■ WHAT TO PRODUCE ■
Every record that follows should be printed verbatim.

■ PROVIDED ENTRIES ■
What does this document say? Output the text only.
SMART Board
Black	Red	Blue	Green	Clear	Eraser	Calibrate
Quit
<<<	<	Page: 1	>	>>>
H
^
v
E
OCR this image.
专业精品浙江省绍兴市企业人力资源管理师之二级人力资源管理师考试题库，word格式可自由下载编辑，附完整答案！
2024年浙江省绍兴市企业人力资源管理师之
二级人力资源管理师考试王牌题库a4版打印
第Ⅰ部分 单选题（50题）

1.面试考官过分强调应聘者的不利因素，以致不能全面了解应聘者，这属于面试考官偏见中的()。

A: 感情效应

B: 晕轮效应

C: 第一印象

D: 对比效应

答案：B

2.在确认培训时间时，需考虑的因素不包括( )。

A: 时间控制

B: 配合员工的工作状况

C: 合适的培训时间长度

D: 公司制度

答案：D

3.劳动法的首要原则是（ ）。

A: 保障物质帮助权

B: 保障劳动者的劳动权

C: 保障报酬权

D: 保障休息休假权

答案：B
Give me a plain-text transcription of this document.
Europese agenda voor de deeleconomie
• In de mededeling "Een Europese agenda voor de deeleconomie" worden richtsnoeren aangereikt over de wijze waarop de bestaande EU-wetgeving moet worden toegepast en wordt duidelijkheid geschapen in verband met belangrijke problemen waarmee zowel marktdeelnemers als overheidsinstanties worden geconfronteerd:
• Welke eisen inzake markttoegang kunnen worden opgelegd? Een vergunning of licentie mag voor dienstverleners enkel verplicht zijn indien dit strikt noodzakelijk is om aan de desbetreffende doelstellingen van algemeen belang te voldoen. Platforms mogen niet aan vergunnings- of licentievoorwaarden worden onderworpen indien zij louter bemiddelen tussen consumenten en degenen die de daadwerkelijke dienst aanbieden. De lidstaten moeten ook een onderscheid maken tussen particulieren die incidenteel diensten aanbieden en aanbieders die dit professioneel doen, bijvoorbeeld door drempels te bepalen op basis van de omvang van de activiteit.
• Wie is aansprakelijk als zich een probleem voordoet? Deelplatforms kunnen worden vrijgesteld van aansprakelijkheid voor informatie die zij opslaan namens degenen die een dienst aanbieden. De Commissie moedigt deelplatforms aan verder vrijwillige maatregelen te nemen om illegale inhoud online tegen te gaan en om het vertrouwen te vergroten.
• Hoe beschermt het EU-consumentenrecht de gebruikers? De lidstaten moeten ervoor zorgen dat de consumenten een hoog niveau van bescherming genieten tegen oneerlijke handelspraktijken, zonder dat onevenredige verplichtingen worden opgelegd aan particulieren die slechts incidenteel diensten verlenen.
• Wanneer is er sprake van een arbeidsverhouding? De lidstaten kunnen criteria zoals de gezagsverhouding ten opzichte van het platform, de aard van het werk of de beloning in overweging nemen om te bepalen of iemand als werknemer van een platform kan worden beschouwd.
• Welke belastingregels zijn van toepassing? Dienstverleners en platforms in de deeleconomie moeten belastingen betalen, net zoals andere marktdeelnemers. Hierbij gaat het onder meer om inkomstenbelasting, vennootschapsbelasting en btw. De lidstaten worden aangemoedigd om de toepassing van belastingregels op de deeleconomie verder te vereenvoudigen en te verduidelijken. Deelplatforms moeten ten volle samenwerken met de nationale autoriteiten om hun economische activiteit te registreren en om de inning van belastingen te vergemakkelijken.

■ ANSWER TO THIS PROBLEM ■
What does this document say? Output the text only.
SMART Board
Black	Red	Blue	Green	Clear	Eraser	Calibrate
Quit
<<<	<	Page: 1	>	>>>
H
^
v
E
OCR this image.
专业精品浙江省绍兴市企业人力资源管理师之二级人力资源管理师考试题库，word格式可自由下载编辑，附完整答案！
2024年浙江省绍兴市企业人力资源管理师之
二级人力资源管理师考试王牌题库a4版打印
第Ⅰ部分 单选题（50题）

1.面试考官过分强调应聘者的不利因素，以致不能全面了解应聘者，这属于面试考官偏见中的()。

A: 感情效应

B: 晕轮效应

C: 第一印象

D: 对比效应

答案：B

2.在确认培训时间时，需考虑的因素不包括( )。

A: 时间控制

B: 配合员工的工作状况

C: 合适的培训时间长度

D: 公司制度

答案：D

3.劳动法的首要原则是（ ）。

A: 保障物质帮助权

B: 保障劳动者的劳动权

C: 保障报酬权

D: 保障休息休假权

答案：B
Give me a plain-text transcription of this document.
Europese agenda voor de deeleconomie
• In de mededeling "Een Europese agenda voor de deeleconomie" worden richtsnoeren aangereikt over de wijze waarop de bestaande EU-wetgeving moet worden toegepast en wordt duidelijkheid geschapen in verband met belangrijke problemen waarmee zowel marktdeelnemers als overheidsinstanties worden geconfronteerd:
• Welke eisen inzake markttoegang kunnen worden opgelegd? Een vergunning of licentie mag voor dienstverleners enkel verplicht zijn indien dit strikt noodzakelijk is om aan de desbetreffende doelstellingen van algemeen belang te voldoen. Platforms mogen niet aan vergunnings- of licentievoorwaarden worden onderworpen indien zij louter bemiddelen tussen consumenten en degenen die de daadwerkelijke dienst aanbieden. De lidstaten moeten ook een onderscheid maken tussen particulieren die incidenteel diensten aanbieden en aanbieders die dit professioneel doen, bijvoorbeeld door drempels te bepalen op basis van de omvang van de activiteit.
• Wie is aansprakelijk als zich een probleem voordoet? Deelplatforms kunnen worden vrijgesteld van aansprakelijkheid voor informatie die zij opslaan namens degenen die een dienst aanbieden. De Commissie moedigt deelplatforms aan verder vrijwillige maatregelen te nemen om illegale inhoud online tegen te gaan en om het vertrouwen te vergroten.
• Hoe beschermt het EU-consumentenrecht de gebruikers? De lidstaten moeten ervoor zorgen dat de consumenten een hoog niveau van bescherming genieten tegen oneerlijke handelspraktijken, zonder dat onevenredige verplichtingen worden opgelegd aan particulieren die slechts incidenteel diensten verlenen.
• Wanneer is er sprake van een arbeidsverhouding? De lidstaten kunnen criteria zoals de gezagsverhouding ten opzichte van het platform, de aard van het werk of de beloning in overweging nemen om te bepalen of iemand als werknemer van een platform kan worden beschouwd.
• Welke belastingregels zijn van toepassing? Dienstverleners en platforms in de deeleconomie moeten belastingen betalen, net zoals andere marktdeelnemers. Hierbij gaat het onder meer om inkomstenbelasting, vennootschapsbelasting en btw. De lidstaten worden aangemoedigd om de toepassing van belastingregels op de deeleconomie verder te vereenvoudigen en te verduidelijken. Deelplatforms moeten ten volle samenwerken met de nationale autoriteiten om hun economische activiteit te registreren en om de inning van belastingen te vergemakkelijken.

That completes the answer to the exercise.